What you should do: Set down each line of the data below exactly as it stands, dropping the pictures.

Source records:
_ _ _ _
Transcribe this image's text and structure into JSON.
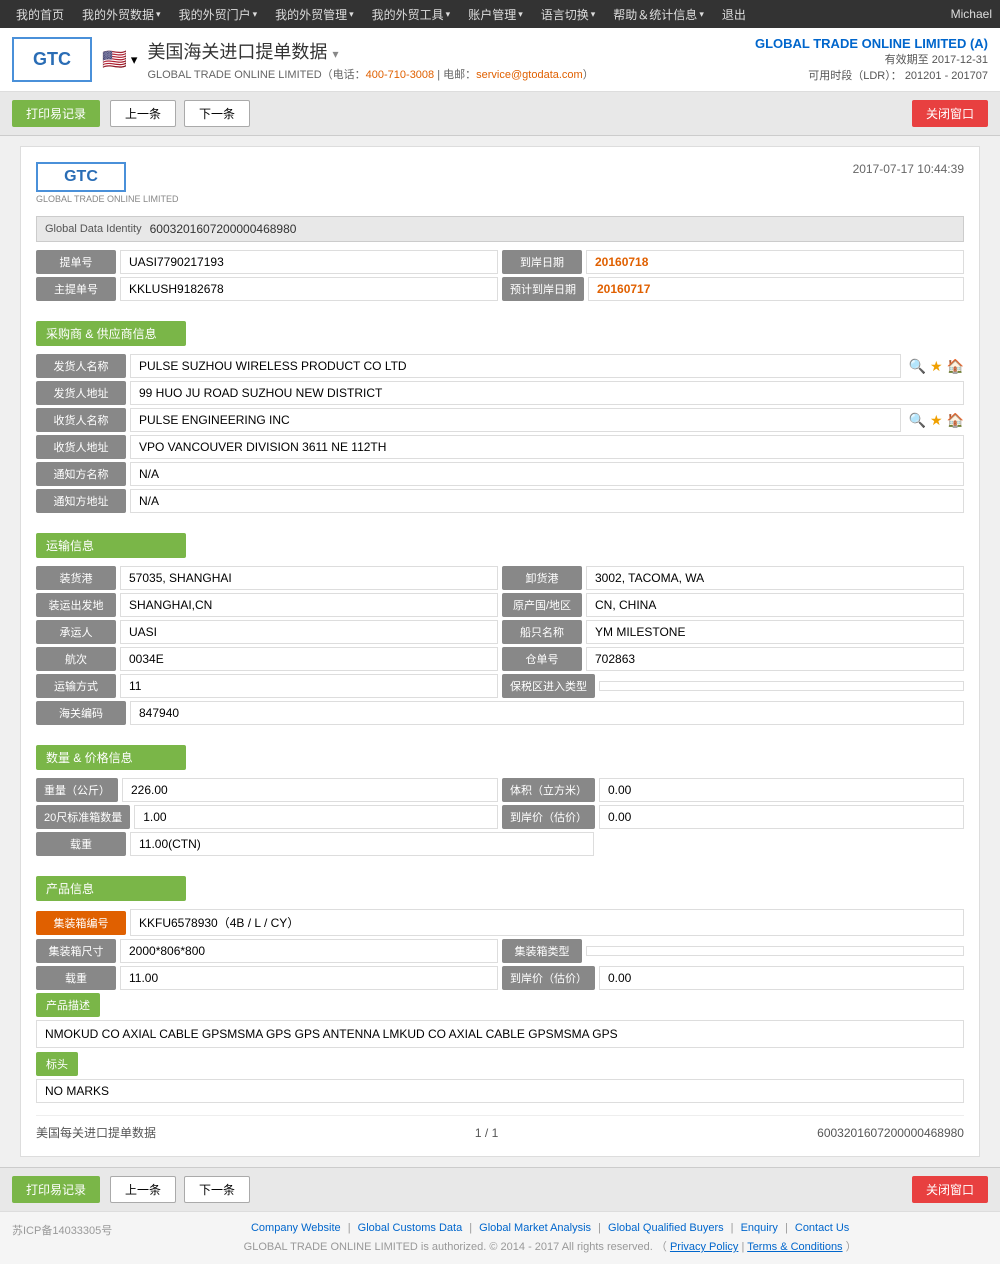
{
  "topnav": {
    "items": [
      {
        "label": "我的首页",
        "id": "home"
      },
      {
        "label": "我的外贸数据",
        "id": "data",
        "arrow": true
      },
      {
        "label": "我的外贸门户",
        "id": "portal",
        "arrow": true
      },
      {
        "label": "我的外贸管理",
        "id": "manage",
        "arrow": true
      },
      {
        "label": "我的外贸工具",
        "id": "tools",
        "arrow": true
      },
      {
        "label": "账户管理",
        "id": "account",
        "arrow": true
      },
      {
        "label": "语言切换",
        "id": "lang",
        "arrow": true
      },
      {
        "label": "帮助＆统计信息",
        "id": "help",
        "arrow": true
      },
      {
        "label": "退出",
        "id": "logout"
      }
    ],
    "user": "Michael"
  },
  "header": {
    "logo_text": "GTC",
    "flag_emoji": "🇺🇸",
    "title": "美国海关进口提单数据",
    "subtitle": "GLOBAL TRADE ONLINE LIMITED（电话：400-710-3008 | 电邮：service@gtodata.com）",
    "phone_label": "电话：",
    "phone": "400-710-3008",
    "email_label": "电邮：",
    "email": "service@gtodata.com",
    "account_name": "GLOBAL TRADE ONLINE LIMITED (A)",
    "valid_until_label": "有效期至",
    "valid_until": "2017-12-31",
    "ldr_label": "可用时段（LDR）：",
    "ldr_value": "201201 - 201707"
  },
  "toolbar": {
    "print_btn": "打印易记录",
    "prev_btn": "上一条",
    "next_btn": "下一条",
    "close_btn": "关闭窗口"
  },
  "record": {
    "logo_text": "GTC",
    "datetime": "2017-07-17  10:44:39",
    "global_data_identity_label": "Global Data Identity",
    "global_data_identity_value": "6003201607200000468980",
    "bill_number_label": "提单号",
    "bill_number_value": "UASI7790217193",
    "arrival_date_label": "到岸日期",
    "arrival_date_value": "20160718",
    "master_bill_label": "主提单号",
    "master_bill_value": "KKLUSH9182678",
    "expected_arrival_label": "预计到岸日期",
    "expected_arrival_value": "20160717",
    "sections": {
      "buyer_supplier": {
        "title": "采购商 & 供应商信息",
        "shipper_name_label": "发货人名称",
        "shipper_name_value": "PULSE SUZHOU WIRELESS PRODUCT CO LTD",
        "shipper_addr_label": "发货人地址",
        "shipper_addr_value": "99 HUO JU ROAD SUZHOU NEW DISTRICT",
        "consignee_name_label": "收货人名称",
        "consignee_name_value": "PULSE ENGINEERING INC",
        "consignee_addr_label": "收货人地址",
        "consignee_addr_value": "VPO VANCOUVER DIVISION 3611 NE 112TH",
        "notify_name_label": "通知方名称",
        "notify_name_value": "N/A",
        "notify_addr_label": "通知方地址",
        "notify_addr_value": "N/A"
      },
      "shipping": {
        "title": "运输信息",
        "loading_port_label": "装货港",
        "loading_port_value": "57035, SHANGHAI",
        "discharge_port_label": "卸货港",
        "discharge_port_value": "3002, TACOMA, WA",
        "loading_place_label": "装运出发地",
        "loading_place_value": "SHANGHAI,CN",
        "origin_label": "原产国/地区",
        "origin_value": "CN, CHINA",
        "carrier_label": "承运人",
        "carrier_value": "UASI",
        "vessel_label": "船只名称",
        "vessel_value": "YM MILESTONE",
        "voyage_label": "航次",
        "voyage_value": "0034E",
        "warehouse_label": "仓单号",
        "warehouse_value": "702863",
        "transport_mode_label": "运输方式",
        "transport_mode_value": "11",
        "bonded_zone_label": "保税区进入类型",
        "bonded_zone_value": "",
        "customs_code_label": "海关编码",
        "customs_code_value": "847940"
      },
      "quantity_price": {
        "title": "数量 & 价格信息",
        "weight_label": "重量（公斤）",
        "weight_value": "226.00",
        "volume_label": "体积（立方米）",
        "volume_value": "0.00",
        "containers_20_label": "20尺标准箱数量",
        "containers_20_value": "1.00",
        "arrival_price_label": "到岸价（估价）",
        "arrival_price_value": "0.00",
        "quantity_label": "载重",
        "quantity_value": "11.00(CTN)"
      },
      "product": {
        "title": "产品信息",
        "container_no_label": "集装箱编号",
        "container_no_value": "KKFU6578930（4B / L / CY）",
        "container_size_label": "集装箱尺寸",
        "container_size_value": "2000*806*800",
        "container_type_label": "集装箱类型",
        "container_type_value": "",
        "quantity_label": "载重",
        "quantity_value": "11.00",
        "arrival_price_label": "到岸价（估价）",
        "arrival_price_value": "0.00",
        "product_desc_label": "产品描述",
        "product_desc_value": "NMOKUD CO AXIAL CABLE GPSMSMA GPS GPS ANTENNA LMKUD CO AXIAL CABLE GPSMSMA GPS",
        "marks_label": "标头",
        "marks_value": "NO MARKS"
      }
    },
    "footer": {
      "db_label": "美国每关进口提单数据",
      "page_info": "1 / 1",
      "record_id": "6003201607200000468980"
    }
  },
  "footer": {
    "icp": "苏ICP备14033305号",
    "links": [
      {
        "label": "Company Website"
      },
      {
        "label": "Global Customs Data"
      },
      {
        "label": "Global Market Analysis"
      },
      {
        "label": "Global Qualified Buyers"
      },
      {
        "label": "Enquiry"
      },
      {
        "label": "Contact Us"
      }
    ],
    "copyright": "GLOBAL TRADE ONLINE LIMITED is authorized. © 2014 - 2017 All rights reserved.",
    "privacy": "Privacy Policy",
    "terms": "Terms & Conditions"
  }
}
_ _ _ _
Task solution:
Transcribe this image's text and structure into JSON.
{
  "topnav": {
    "items": [
      {
        "label": "我的首页",
        "id": "home"
      },
      {
        "label": "我的外贸数据",
        "id": "data",
        "arrow": true
      },
      {
        "label": "我的外贸门户",
        "id": "portal",
        "arrow": true
      },
      {
        "label": "我的外贸管理",
        "id": "manage",
        "arrow": true
      },
      {
        "label": "我的外贸工具",
        "id": "tools",
        "arrow": true
      },
      {
        "label": "账户管理",
        "id": "account",
        "arrow": true
      },
      {
        "label": "语言切换",
        "id": "lang",
        "arrow": true
      },
      {
        "label": "帮助＆统计信息",
        "id": "help",
        "arrow": true
      },
      {
        "label": "退出",
        "id": "logout"
      }
    ],
    "user": "Michael"
  },
  "header": {
    "logo_text": "GTC",
    "flag_emoji": "🇺🇸",
    "title": "美国海关进口提单数据",
    "subtitle": "GLOBAL TRADE ONLINE LIMITED（电话：400-710-3008 | 电邮：service@gtodata.com）",
    "phone_label": "电话：",
    "phone": "400-710-3008",
    "email_label": "电邮：",
    "email": "service@gtodata.com",
    "account_name": "GLOBAL TRADE ONLINE LIMITED (A)",
    "valid_until_label": "有效期至",
    "valid_until": "2017-12-31",
    "ldr_label": "可用时段（LDR）：",
    "ldr_value": "201201 - 201707"
  },
  "toolbar": {
    "print_btn": "打印易记录",
    "prev_btn": "上一条",
    "next_btn": "下一条",
    "close_btn": "关闭窗口"
  },
  "record": {
    "logo_text": "GTC",
    "datetime": "2017-07-17  10:44:39",
    "global_data_identity_label": "Global Data Identity",
    "global_data_identity_value": "6003201607200000468980",
    "bill_number_label": "提单号",
    "bill_number_value": "UASI7790217193",
    "arrival_date_label": "到岸日期",
    "arrival_date_value": "20160718",
    "master_bill_label": "主提单号",
    "master_bill_value": "KKLUSH9182678",
    "expected_arrival_label": "预计到岸日期",
    "expected_arrival_value": "20160717",
    "sections": {
      "buyer_supplier": {
        "title": "采购商 & 供应商信息",
        "shipper_name_label": "发货人名称",
        "shipper_name_value": "PULSE SUZHOU WIRELESS PRODUCT CO LTD",
        "shipper_addr_label": "发货人地址",
        "shipper_addr_value": "99 HUO JU ROAD SUZHOU NEW DISTRICT",
        "consignee_name_label": "收货人名称",
        "consignee_name_value": "PULSE ENGINEERING INC",
        "consignee_addr_label": "收货人地址",
        "consignee_addr_value": "VPO VANCOUVER DIVISION 3611 NE 112TH",
        "notify_name_label": "通知方名称",
        "notify_name_value": "N/A",
        "notify_addr_label": "通知方地址",
        "notify_addr_value": "N/A"
      },
      "shipping": {
        "title": "运输信息",
        "loading_port_label": "装货港",
        "loading_port_value": "57035, SHANGHAI",
        "discharge_port_label": "卸货港",
        "discharge_port_value": "3002, TACOMA, WA",
        "loading_place_label": "装运出发地",
        "loading_place_value": "SHANGHAI,CN",
        "origin_label": "原产国/地区",
        "origin_value": "CN, CHINA",
        "carrier_label": "承运人",
        "carrier_value": "UASI",
        "vessel_label": "船只名称",
        "vessel_value": "YM MILESTONE",
        "voyage_label": "航次",
        "voyage_value": "0034E",
        "warehouse_label": "仓单号",
        "warehouse_value": "702863",
        "transport_mode_label": "运输方式",
        "transport_mode_value": "11",
        "bonded_zone_label": "保税区进入类型",
        "bonded_zone_value": "",
        "customs_code_label": "海关编码",
        "customs_code_value": "847940"
      },
      "quantity_price": {
        "title": "数量 & 价格信息",
        "weight_label": "重量（公斤）",
        "weight_value": "226.00",
        "volume_label": "体积（立方米）",
        "volume_value": "0.00",
        "containers_20_label": "20尺标准箱数量",
        "containers_20_value": "1.00",
        "arrival_price_label": "到岸价（估价）",
        "arrival_price_value": "0.00",
        "quantity_label": "载重",
        "quantity_value": "11.00(CTN)"
      },
      "product": {
        "title": "产品信息",
        "container_no_label": "集装箱编号",
        "container_no_value": "KKFU6578930（4B / L / CY）",
        "container_size_label": "集装箱尺寸",
        "container_size_value": "2000*806*800",
        "container_type_label": "集装箱类型",
        "container_type_value": "",
        "quantity_label": "载重",
        "quantity_value": "11.00",
        "arrival_price_label": "到岸价（估价）",
        "arrival_price_value": "0.00",
        "product_desc_label": "产品描述",
        "product_desc_value": "NMOKUD CO AXIAL CABLE GPSMSMA GPS GPS ANTENNA LMKUD CO AXIAL CABLE GPSMSMA GPS",
        "marks_label": "标头",
        "marks_value": "NO MARKS"
      }
    },
    "footer": {
      "db_label": "美国每关进口提单数据",
      "page_info": "1 / 1",
      "record_id": "6003201607200000468980"
    }
  },
  "footer": {
    "icp": "苏ICP备14033305号",
    "links": [
      {
        "label": "Company Website"
      },
      {
        "label": "Global Customs Data"
      },
      {
        "label": "Global Market Analysis"
      },
      {
        "label": "Global Qualified Buyers"
      },
      {
        "label": "Enquiry"
      },
      {
        "label": "Contact Us"
      }
    ],
    "copyright": "GLOBAL TRADE ONLINE LIMITED is authorized. © 2014 - 2017 All rights reserved.",
    "privacy": "Privacy Policy",
    "terms": "Terms & Conditions"
  }
}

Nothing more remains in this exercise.